• [Instructions for the task]:
Print every line of the listing exactly, please.

##### Records

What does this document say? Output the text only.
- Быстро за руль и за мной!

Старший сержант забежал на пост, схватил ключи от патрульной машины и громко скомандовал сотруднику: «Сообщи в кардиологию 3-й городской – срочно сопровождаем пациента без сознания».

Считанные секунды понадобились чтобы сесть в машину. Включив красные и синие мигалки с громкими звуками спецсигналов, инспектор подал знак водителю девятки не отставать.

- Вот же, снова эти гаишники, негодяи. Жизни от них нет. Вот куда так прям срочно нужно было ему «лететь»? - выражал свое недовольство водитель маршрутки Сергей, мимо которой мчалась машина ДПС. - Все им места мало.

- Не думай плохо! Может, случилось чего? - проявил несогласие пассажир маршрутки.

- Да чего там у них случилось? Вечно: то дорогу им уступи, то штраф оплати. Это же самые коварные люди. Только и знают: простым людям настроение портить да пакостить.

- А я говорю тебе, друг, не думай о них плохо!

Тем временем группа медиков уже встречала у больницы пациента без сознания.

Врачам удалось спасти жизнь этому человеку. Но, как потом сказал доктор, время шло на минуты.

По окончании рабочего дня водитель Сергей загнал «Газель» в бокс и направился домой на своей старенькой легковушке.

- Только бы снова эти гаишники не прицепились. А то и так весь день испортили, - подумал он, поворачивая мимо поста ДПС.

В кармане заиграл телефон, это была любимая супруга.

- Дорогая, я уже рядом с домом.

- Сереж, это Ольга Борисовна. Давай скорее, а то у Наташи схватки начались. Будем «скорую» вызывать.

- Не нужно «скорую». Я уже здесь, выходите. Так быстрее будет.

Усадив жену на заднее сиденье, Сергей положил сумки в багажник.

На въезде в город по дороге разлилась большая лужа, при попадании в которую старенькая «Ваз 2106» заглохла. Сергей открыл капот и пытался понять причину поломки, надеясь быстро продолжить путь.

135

##########

• [Result]:
What does this document say? Output the text only.
- Быстро за руль и за мной!

Старший сержант забежал на пост, схватил ключи от патрульной машины и громко скомандовал сотруднику: «Сообщи в кардиологию 3-й городской – срочно сопровождаем пациента без сознания».

Считанные секунды понадобились чтобы сесть в машину. Включив красные и синие мигалки с громкими звуками спецсигналов, инспектор подал знак водителю девятки не отставать.

- Вот же, снова эти гаишники, негодяи. Жизни от них нет. Вот куда так прям срочно нужно было ему «лететь»? - выражал свое недовольство водитель маршрутки Сергей, мимо которой мчалась машина ДПС. - Все им места мало.

- Не думай плохо! Может, случилось чего? - проявил несогласие пассажир маршрутки.

- Да чего там у них случилось? Вечно: то дорогу им уступи, то штраф оплати. Это же самые коварные люди. Только и знают: простым людям настроение портить да пакостить.

- А я говорю тебе, друг, не думай о них плохо!

Тем временем группа медиков уже встречала у больницы пациента без сознания.

Врачам удалось спасти жизнь этому человеку. Но, как потом сказал доктор, время шло на минуты.

По окончании рабочего дня водитель Сергей загнал «Газель» в бокс и направился домой на своей старенькой легковушке.

- Только бы снова эти гаишники не прицепились. А то и так весь день испортили, - подумал он, поворачивая мимо поста ДПС.

В кармане заиграл телефон, это была любимая супруга.

- Дорогая, я уже рядом с домом.

- Сереж, это Ольга Борисовна. Давай скорее, а то у Наташи схватки начались. Будем «скорую» вызывать.

- Не нужно «скорую». Я уже здесь, выходите. Так быстрее будет.

Усадив жену на заднее сиденье, Сергей положил сумки в багажник.

На въезде в город по дороге разлилась большая лужа, при попадании в которую старенькая «Ваз 2106» заглохла. Сергей открыл капот и пытался понять причину поломки, надеясь быстро продолжить путь.

135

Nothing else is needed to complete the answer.